Given instruction
Exactly reproduce each record listed below.

Material for this task
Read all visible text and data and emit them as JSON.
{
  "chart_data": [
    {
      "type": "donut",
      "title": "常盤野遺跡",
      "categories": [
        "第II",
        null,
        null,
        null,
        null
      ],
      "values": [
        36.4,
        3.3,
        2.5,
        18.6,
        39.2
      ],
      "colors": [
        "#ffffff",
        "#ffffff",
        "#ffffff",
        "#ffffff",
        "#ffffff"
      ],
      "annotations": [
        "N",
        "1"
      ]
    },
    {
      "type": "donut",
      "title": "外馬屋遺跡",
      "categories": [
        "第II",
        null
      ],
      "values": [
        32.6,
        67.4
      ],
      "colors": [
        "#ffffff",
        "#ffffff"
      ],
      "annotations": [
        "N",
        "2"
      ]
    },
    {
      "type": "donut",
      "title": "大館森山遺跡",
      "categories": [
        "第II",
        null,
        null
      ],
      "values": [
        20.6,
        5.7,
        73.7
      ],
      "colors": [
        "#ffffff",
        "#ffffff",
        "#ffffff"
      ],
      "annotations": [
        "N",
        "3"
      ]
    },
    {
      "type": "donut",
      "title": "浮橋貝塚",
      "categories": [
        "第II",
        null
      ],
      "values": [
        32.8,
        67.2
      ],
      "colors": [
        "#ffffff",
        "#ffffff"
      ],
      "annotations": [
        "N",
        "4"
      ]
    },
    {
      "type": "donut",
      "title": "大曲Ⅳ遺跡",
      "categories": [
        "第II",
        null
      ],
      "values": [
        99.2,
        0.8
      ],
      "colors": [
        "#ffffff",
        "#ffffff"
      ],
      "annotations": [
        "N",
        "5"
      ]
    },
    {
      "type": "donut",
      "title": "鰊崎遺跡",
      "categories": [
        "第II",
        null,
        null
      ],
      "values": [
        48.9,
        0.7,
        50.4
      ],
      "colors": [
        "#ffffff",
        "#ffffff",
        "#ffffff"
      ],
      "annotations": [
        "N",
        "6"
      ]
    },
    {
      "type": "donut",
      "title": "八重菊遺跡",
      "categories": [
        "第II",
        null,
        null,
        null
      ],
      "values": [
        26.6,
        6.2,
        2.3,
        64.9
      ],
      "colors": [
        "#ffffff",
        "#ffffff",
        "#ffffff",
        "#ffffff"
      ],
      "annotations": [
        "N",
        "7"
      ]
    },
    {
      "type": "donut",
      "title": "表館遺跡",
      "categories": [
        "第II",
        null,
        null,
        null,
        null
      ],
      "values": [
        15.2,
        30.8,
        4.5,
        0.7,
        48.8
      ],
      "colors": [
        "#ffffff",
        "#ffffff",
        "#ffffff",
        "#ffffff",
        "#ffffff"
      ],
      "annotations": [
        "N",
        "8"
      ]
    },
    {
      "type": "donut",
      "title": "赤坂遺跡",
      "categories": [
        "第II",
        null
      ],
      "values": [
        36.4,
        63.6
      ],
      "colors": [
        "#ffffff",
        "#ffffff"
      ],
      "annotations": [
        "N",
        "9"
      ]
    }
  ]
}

Answer to this exercise
Read all visible text and data and emit them as JSON.
{
  "chart_data": [
    {
      "type": "donut",
      "title": "常盤野遺跡",
      "categories": [
        "第II",
        null,
        null,
        null,
        null
      ],
      "values": [
        36.4,
        3.3,
        2.5,
        18.6,
        39.2
      ],
      "colors": [
        "#ffffff",
        "#ffffff",
        "#ffffff",
        "#ffffff",
        "#ffffff"
      ],
      "annotations": [
        "N",
        "1"
      ]
    },
    {
      "type": "donut",
      "title": "外馬屋遺跡",
      "categories": [
        "第II",
        null
      ],
      "values": [
        32.6,
        67.4
      ],
      "colors": [
        "#ffffff",
        "#ffffff"
      ],
      "annotations": [
        "N",
        "2"
      ]
    },
    {
      "type": "donut",
      "title": "大館森山遺跡",
      "categories": [
        "第II",
        null,
        null
      ],
      "values": [
        20.6,
        5.7,
        73.7
      ],
      "colors": [
        "#ffffff",
        "#ffffff",
        "#ffffff"
      ],
      "annotations": [
        "N",
        "3"
      ]
    },
    {
      "type": "donut",
      "title": "浮橋貝塚",
      "categories": [
        "第II",
        null
      ],
      "values": [
        32.8,
        67.2
      ],
      "colors": [
        "#ffffff",
        "#ffffff"
      ],
      "annotations": [
        "N",
        "4"
      ]
    },
    {
      "type": "donut",
      "title": "大曲Ⅳ遺跡",
      "categories": [
        "第II",
        null
      ],
      "values": [
        99.2,
        0.8
      ],
      "colors": [
        "#ffffff",
        "#ffffff"
      ],
      "annotations": [
        "N",
        "5"
      ]
    },
    {
      "type": "donut",
      "title": "鰊崎遺跡",
      "categories": [
        "第II",
        null,
        null
      ],
      "values": [
        48.9,
        0.7,
        50.4
      ],
      "colors": [
        "#ffffff",
        "#ffffff",
        "#ffffff"
      ],
      "annotations": [
        "N",
        "6"
      ]
    },
    {
      "type": "donut",
      "title": "八重菊遺跡",
      "categories": [
        "第II",
        null,
        null,
        null
      ],
      "values": [
        26.6,
        6.2,
        2.3,
        64.9
      ],
      "colors": [
        "#ffffff",
        "#ffffff",
        "#ffffff",
        "#ffffff"
      ],
      "annotations": [
        "N",
        "7"
      ]
    },
    {
      "type": "donut",
      "title": "表館遺跡",
      "categories": [
        "第II",
        null,
        null,
        null,
        null
      ],
      "values": [
        15.2,
        30.8,
        4.5,
        0.7,
        48.8
      ],
      "colors": [
        "#ffffff",
        "#ffffff",
        "#ffffff",
        "#ffffff",
        "#ffffff"
      ],
      "annotations": [
        "N",
        "8"
      ]
    },
    {
      "type": "donut",
      "title": "赤坂遺跡",
      "categories": [
        "第II",
        null
      ],
      "values": [
        36.4,
        63.6
      ],
      "colors": [
        "#ffffff",
        "#ffffff"
      ],
      "annotations": [
        "N",
        "9"
      ]
    }
  ]
}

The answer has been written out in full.